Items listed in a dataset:
--- start ---

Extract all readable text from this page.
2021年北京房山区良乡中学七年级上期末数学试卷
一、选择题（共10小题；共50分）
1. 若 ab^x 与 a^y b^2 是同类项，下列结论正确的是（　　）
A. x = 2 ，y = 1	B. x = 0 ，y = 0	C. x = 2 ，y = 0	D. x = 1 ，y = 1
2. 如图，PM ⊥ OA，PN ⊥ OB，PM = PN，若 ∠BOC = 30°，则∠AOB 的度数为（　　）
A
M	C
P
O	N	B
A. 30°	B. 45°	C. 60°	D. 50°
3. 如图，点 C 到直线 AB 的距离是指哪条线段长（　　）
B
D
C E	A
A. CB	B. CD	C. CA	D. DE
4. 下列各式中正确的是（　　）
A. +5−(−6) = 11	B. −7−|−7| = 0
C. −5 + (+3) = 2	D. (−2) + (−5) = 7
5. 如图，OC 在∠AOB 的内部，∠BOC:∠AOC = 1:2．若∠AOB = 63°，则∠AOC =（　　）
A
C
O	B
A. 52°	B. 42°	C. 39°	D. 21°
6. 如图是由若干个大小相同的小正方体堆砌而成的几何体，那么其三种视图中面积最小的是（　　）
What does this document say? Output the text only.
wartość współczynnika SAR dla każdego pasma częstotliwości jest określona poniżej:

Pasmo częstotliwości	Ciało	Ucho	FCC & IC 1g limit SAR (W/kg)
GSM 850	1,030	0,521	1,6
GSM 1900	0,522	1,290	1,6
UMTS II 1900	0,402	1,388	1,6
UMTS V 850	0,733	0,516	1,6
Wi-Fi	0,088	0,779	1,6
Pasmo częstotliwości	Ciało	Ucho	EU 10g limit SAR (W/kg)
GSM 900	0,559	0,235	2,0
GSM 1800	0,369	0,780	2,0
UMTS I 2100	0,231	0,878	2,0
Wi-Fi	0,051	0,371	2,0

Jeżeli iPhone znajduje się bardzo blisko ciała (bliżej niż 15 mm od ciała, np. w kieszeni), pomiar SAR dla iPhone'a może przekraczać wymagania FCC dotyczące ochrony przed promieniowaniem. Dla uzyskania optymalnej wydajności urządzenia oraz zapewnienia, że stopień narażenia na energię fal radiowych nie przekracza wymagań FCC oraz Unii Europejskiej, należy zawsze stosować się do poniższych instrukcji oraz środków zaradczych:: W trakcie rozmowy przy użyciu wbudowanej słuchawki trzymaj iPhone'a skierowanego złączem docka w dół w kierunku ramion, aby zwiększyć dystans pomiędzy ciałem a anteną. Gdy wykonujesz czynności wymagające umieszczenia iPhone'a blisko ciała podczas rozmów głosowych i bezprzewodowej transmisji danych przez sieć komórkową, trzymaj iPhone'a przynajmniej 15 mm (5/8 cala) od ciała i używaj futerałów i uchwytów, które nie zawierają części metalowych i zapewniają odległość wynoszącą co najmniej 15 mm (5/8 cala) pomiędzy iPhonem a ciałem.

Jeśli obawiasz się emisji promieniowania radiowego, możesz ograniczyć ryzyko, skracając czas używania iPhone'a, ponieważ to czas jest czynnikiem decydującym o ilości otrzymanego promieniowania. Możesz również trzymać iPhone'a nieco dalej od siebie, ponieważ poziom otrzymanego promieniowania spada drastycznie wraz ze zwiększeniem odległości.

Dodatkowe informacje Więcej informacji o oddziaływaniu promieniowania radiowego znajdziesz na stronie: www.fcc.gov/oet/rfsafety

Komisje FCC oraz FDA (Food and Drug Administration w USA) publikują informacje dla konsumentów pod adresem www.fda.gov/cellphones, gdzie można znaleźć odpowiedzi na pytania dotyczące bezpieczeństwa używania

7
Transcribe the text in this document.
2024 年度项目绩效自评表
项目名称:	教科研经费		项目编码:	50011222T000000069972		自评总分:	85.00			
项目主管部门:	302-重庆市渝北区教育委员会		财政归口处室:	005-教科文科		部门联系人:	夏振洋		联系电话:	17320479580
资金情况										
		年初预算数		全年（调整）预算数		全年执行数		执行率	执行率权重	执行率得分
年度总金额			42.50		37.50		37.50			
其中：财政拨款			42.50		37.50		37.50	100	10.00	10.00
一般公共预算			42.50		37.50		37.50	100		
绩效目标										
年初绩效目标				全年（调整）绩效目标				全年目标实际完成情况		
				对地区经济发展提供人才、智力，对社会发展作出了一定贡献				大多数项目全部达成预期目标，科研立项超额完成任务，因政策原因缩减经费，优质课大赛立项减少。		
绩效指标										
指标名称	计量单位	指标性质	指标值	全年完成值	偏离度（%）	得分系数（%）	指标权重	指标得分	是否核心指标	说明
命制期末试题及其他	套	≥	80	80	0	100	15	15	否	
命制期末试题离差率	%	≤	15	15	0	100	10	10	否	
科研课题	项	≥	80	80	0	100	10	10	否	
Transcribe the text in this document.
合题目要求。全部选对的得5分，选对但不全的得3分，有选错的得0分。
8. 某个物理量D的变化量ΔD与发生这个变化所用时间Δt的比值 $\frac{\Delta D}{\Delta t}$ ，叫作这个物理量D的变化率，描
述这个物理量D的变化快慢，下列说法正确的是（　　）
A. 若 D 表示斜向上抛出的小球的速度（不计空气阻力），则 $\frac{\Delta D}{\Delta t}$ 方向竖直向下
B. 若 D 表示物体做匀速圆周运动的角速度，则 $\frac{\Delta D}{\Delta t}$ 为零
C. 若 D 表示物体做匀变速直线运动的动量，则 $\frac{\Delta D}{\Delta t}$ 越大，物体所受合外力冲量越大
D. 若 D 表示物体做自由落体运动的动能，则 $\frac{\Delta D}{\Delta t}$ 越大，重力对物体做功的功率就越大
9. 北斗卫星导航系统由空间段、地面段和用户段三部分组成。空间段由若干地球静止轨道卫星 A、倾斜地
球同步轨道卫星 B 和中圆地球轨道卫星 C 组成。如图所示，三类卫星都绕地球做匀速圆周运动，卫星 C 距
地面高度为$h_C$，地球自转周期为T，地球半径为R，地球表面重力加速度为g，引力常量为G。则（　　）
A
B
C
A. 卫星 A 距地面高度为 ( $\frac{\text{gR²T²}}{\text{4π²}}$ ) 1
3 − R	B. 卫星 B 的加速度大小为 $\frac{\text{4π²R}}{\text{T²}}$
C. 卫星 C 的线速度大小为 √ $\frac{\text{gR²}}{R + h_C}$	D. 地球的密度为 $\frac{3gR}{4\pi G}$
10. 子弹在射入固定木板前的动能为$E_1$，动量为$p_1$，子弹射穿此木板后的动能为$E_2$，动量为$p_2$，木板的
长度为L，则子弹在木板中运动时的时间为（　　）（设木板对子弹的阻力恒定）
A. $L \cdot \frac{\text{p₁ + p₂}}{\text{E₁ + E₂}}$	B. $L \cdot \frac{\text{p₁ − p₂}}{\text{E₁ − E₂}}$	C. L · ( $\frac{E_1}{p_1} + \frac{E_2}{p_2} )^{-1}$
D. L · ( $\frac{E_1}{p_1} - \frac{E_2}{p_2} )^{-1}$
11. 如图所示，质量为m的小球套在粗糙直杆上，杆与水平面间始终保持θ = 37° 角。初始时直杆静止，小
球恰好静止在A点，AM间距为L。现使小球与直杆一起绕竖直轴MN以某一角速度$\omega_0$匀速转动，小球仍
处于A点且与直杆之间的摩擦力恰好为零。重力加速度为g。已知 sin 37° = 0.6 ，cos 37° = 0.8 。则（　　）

--- end ---

Objective: Transcribe the material exactly as it reads.

Problem solution:
Extract all readable text from this page.
2021年北京房山区良乡中学七年级上期末数学试卷
一、选择题（共10小题；共50分）
1. 若 ab^x 与 a^y b^2 是同类项，下列结论正确的是（　　）
A. x = 2 ，y = 1	B. x = 0 ，y = 0	C. x = 2 ，y = 0	D. x = 1 ，y = 1
2. 如图，PM ⊥ OA，PN ⊥ OB，PM = PN，若 ∠BOC = 30°，则∠AOB 的度数为（　　）
A
M	C
P
O	N	B
A. 30°	B. 45°	C. 60°	D. 50°
3. 如图，点 C 到直线 AB 的距离是指哪条线段长（　　）
B
D
C E	A
A. CB	B. CD	C. CA	D. DE
4. 下列各式中正确的是（　　）
A. +5−(−6) = 11	B. −7−|−7| = 0
C. −5 + (+3) = 2	D. (−2) + (−5) = 7
5. 如图，OC 在∠AOB 的内部，∠BOC:∠AOC = 1:2．若∠AOB = 63°，则∠AOC =（　　）
A
C
O	B
A. 52°	B. 42°	C. 39°	D. 21°
6. 如图是由若干个大小相同的小正方体堆砌而成的几何体，那么其三种视图中面积最小的是（　　）
What does this document say? Output the text only.
wartość współczynnika SAR dla każdego pasma częstotliwości jest określona poniżej:

Pasmo częstotliwości	Ciało	Ucho	FCC & IC 1g limit SAR (W/kg)
GSM 850	1,030	0,521	1,6
GSM 1900	0,522	1,290	1,6
UMTS II 1900	0,402	1,388	1,6
UMTS V 850	0,733	0,516	1,6
Wi-Fi	0,088	0,779	1,6
Pasmo częstotliwości	Ciało	Ucho	EU 10g limit SAR (W/kg)
GSM 900	0,559	0,235	2,0
GSM 1800	0,369	0,780	2,0
UMTS I 2100	0,231	0,878	2,0
Wi-Fi	0,051	0,371	2,0

Jeżeli iPhone znajduje się bardzo blisko ciała (bliżej niż 15 mm od ciała, np. w kieszeni), pomiar SAR dla iPhone'a może przekraczać wymagania FCC dotyczące ochrony przed promieniowaniem. Dla uzyskania optymalnej wydajności urządzenia oraz zapewnienia, że stopień narażenia na energię fal radiowych nie przekracza wymagań FCC oraz Unii Europejskiej, należy zawsze stosować się do poniższych instrukcji oraz środków zaradczych:: W trakcie rozmowy przy użyciu wbudowanej słuchawki trzymaj iPhone'a skierowanego złączem docka w dół w kierunku ramion, aby zwiększyć dystans pomiędzy ciałem a anteną. Gdy wykonujesz czynności wymagające umieszczenia iPhone'a blisko ciała podczas rozmów głosowych i bezprzewodowej transmisji danych przez sieć komórkową, trzymaj iPhone'a przynajmniej 15 mm (5/8 cala) od ciała i używaj futerałów i uchwytów, które nie zawierają części metalowych i zapewniają odległość wynoszącą co najmniej 15 mm (5/8 cala) pomiędzy iPhonem a ciałem.

Jeśli obawiasz się emisji promieniowania radiowego, możesz ograniczyć ryzyko, skracając czas używania iPhone'a, ponieważ to czas jest czynnikiem decydującym o ilości otrzymanego promieniowania. Możesz również trzymać iPhone'a nieco dalej od siebie, ponieważ poziom otrzymanego promieniowania spada drastycznie wraz ze zwiększeniem odległości.

Dodatkowe informacje Więcej informacji o oddziaływaniu promieniowania radiowego znajdziesz na stronie: www.fcc.gov/oet/rfsafety

Komisje FCC oraz FDA (Food and Drug Administration w USA) publikują informacje dla konsumentów pod adresem www.fda.gov/cellphones, gdzie można znaleźć odpowiedzi na pytania dotyczące bezpieczeństwa używania

7
Transcribe the text in this document.
2024 年度项目绩效自评表
项目名称:	教科研经费		项目编码:	50011222T000000069972		自评总分:	85.00			
项目主管部门:	302-重庆市渝北区教育委员会		财政归口处室:	005-教科文科		部门联系人:	夏振洋		联系电话:	17320479580
资金情况										
		年初预算数		全年（调整）预算数		全年执行数		执行率	执行率权重	执行率得分
年度总金额			42.50		37.50		37.50			
其中：财政拨款			42.50		37.50		37.50	100	10.00	10.00
一般公共预算			42.50		37.50		37.50	100		
绩效目标										
年初绩效目标				全年（调整）绩效目标				全年目标实际完成情况		
				对地区经济发展提供人才、智力，对社会发展作出了一定贡献				大多数项目全部达成预期目标，科研立项超额完成任务，因政策原因缩减经费，优质课大赛立项减少。		
绩效指标										
指标名称	计量单位	指标性质	指标值	全年完成值	偏离度（%）	得分系数（%）	指标权重	指标得分	是否核心指标	说明
命制期末试题及其他	套	≥	80	80	0	100	15	15	否	
命制期末试题离差率	%	≤	15	15	0	100	10	10	否	
科研课题	项	≥	80	80	0	100	10	10	否	
Transcribe the text in this document.
合题目要求。全部选对的得5分，选对但不全的得3分，有选错的得0分。
8. 某个物理量D的变化量ΔD与发生这个变化所用时间Δt的比值 $\frac{\Delta D}{\Delta t}$ ，叫作这个物理量D的变化率，描
述这个物理量D的变化快慢，下列说法正确的是（　　）
A. 若 D 表示斜向上抛出的小球的速度（不计空气阻力），则 $\frac{\Delta D}{\Delta t}$ 方向竖直向下
B. 若 D 表示物体做匀速圆周运动的角速度，则 $\frac{\Delta D}{\Delta t}$ 为零
C. 若 D 表示物体做匀变速直线运动的动量，则 $\frac{\Delta D}{\Delta t}$ 越大，物体所受合外力冲量越大
D. 若 D 表示物体做自由落体运动的动能，则 $\frac{\Delta D}{\Delta t}$ 越大，重力对物体做功的功率就越大
9. 北斗卫星导航系统由空间段、地面段和用户段三部分组成。空间段由若干地球静止轨道卫星 A、倾斜地
球同步轨道卫星 B 和中圆地球轨道卫星 C 组成。如图所示，三类卫星都绕地球做匀速圆周运动，卫星 C 距
地面高度为$h_C$，地球自转周期为T，地球半径为R，地球表面重力加速度为g，引力常量为G。则（　　）
A
B
C
A. 卫星 A 距地面高度为 ( $\frac{\text{gR²T²}}{\text{4π²}}$ ) 1
3 − R	B. 卫星 B 的加速度大小为 $\frac{\text{4π²R}}{\text{T²}}$
C. 卫星 C 的线速度大小为 √ $\frac{\text{gR²}}{R + h_C}$	D. 地球的密度为 $\frac{3gR}{4\pi G}$
10. 子弹在射入固定木板前的动能为$E_1$，动量为$p_1$，子弹射穿此木板后的动能为$E_2$，动量为$p_2$，木板的
长度为L，则子弹在木板中运动时的时间为（　　）（设木板对子弹的阻力恒定）
A. $L \cdot \frac{\text{p₁ + p₂}}{\text{E₁ + E₂}}$	B. $L \cdot \frac{\text{p₁ − p₂}}{\text{E₁ − E₂}}$	C. L · ( $\frac{E_1}{p_1} + \frac{E_2}{p_2} )^{-1}$
D. L · ( $\frac{E_1}{p_1} - \frac{E_2}{p_2} )^{-1}$
11. 如图所示，质量为m的小球套在粗糙直杆上，杆与水平面间始终保持θ = 37° 角。初始时直杆静止，小
球恰好静止在A点，AM间距为L。现使小球与直杆一起绕竖直轴MN以某一角速度$\omega_0$匀速转动，小球仍
处于A点且与直杆之间的摩擦力恰好为零。重力加速度为g。已知 sin 37° = 0.6 ，cos 37° = 0.8 。则（　　）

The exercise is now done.